Look for the word "лицензии" in the entries below, then copy every line that has it.

** begin Raw data **

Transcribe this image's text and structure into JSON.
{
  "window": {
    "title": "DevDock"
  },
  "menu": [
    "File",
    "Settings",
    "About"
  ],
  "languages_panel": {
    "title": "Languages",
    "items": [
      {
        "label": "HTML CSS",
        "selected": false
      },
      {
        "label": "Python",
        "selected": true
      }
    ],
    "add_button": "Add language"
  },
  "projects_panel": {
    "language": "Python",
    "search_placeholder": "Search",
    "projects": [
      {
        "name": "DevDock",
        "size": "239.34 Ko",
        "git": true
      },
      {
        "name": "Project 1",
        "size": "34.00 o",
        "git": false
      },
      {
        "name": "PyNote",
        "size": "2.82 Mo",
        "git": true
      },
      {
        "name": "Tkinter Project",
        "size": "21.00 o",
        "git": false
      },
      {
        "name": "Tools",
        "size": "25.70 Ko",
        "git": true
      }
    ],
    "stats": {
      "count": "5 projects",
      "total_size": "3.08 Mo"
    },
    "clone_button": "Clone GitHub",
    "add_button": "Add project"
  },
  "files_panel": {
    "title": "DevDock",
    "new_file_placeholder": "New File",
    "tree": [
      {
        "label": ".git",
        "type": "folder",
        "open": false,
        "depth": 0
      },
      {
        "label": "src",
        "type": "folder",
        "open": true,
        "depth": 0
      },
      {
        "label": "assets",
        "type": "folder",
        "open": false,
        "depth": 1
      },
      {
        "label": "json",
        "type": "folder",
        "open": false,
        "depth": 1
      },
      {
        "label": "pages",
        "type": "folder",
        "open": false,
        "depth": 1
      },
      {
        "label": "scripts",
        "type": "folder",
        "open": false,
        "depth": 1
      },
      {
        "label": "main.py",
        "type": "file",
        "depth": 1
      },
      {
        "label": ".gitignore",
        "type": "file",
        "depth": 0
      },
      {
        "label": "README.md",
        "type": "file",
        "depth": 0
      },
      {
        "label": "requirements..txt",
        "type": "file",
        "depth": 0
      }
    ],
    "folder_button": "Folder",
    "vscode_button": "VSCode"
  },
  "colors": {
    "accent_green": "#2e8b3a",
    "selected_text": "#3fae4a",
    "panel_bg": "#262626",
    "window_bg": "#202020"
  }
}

** end Raw data **
** begin Raw data **

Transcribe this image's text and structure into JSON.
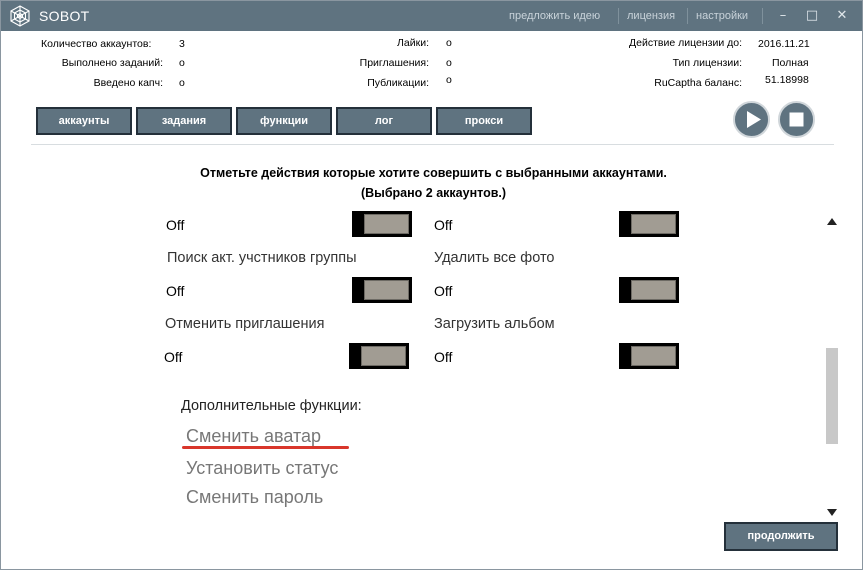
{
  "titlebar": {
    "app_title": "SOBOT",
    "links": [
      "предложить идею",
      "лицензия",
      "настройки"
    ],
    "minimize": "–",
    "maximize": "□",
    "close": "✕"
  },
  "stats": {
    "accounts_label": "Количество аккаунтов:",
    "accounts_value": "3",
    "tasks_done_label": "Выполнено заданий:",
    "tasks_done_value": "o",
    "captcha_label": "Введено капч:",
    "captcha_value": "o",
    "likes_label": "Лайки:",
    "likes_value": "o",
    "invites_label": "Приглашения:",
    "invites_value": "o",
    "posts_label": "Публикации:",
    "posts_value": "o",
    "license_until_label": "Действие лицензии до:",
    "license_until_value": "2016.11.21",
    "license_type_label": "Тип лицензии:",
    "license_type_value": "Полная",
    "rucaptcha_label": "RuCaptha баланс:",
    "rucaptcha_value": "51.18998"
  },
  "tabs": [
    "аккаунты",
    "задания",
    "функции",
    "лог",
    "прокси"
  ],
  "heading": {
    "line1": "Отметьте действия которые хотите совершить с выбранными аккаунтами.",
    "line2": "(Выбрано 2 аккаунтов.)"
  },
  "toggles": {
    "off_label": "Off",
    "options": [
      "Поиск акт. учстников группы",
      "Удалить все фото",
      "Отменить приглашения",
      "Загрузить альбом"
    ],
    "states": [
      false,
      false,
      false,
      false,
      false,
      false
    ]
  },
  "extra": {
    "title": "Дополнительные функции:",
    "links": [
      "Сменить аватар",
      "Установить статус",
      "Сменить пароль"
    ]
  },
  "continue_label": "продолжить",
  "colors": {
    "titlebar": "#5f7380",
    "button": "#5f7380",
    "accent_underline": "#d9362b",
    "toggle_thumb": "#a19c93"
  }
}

** end Raw data **
** begin Raw data **

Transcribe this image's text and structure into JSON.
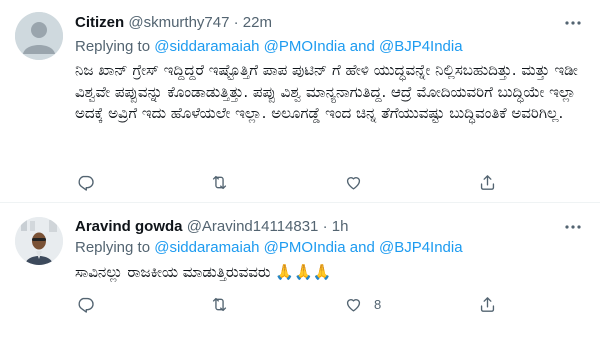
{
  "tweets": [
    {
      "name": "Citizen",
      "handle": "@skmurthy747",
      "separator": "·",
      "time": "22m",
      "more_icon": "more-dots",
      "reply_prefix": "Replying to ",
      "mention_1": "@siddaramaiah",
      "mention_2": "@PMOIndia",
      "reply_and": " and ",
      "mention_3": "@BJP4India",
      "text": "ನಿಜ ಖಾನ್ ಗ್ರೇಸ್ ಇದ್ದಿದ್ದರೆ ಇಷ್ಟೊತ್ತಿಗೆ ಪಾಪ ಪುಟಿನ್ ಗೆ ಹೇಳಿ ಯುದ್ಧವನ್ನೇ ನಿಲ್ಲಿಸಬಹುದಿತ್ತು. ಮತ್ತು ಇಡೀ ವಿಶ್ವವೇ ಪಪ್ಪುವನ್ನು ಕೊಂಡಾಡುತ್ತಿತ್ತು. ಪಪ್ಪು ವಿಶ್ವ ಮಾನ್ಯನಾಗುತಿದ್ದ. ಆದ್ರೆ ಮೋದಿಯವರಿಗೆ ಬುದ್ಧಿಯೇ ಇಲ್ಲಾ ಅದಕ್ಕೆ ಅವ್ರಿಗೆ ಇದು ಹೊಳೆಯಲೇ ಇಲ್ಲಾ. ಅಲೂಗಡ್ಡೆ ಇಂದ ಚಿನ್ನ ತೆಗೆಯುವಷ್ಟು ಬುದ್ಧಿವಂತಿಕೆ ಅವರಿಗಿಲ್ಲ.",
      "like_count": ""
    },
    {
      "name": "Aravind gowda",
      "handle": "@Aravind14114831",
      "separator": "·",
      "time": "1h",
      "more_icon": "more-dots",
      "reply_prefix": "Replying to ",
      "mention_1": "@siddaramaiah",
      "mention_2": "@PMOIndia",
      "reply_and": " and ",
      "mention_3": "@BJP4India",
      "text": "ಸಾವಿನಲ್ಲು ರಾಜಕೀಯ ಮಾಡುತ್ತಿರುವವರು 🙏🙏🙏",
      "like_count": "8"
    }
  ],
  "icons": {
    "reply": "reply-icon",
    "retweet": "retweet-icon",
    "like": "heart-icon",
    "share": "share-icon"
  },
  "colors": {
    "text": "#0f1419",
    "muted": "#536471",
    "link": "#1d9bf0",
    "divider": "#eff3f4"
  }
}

** end Raw data **

## Complete response
    "license_until_label": "Действие лицензии до:",
    "license_type_label": "Тип лицензии:",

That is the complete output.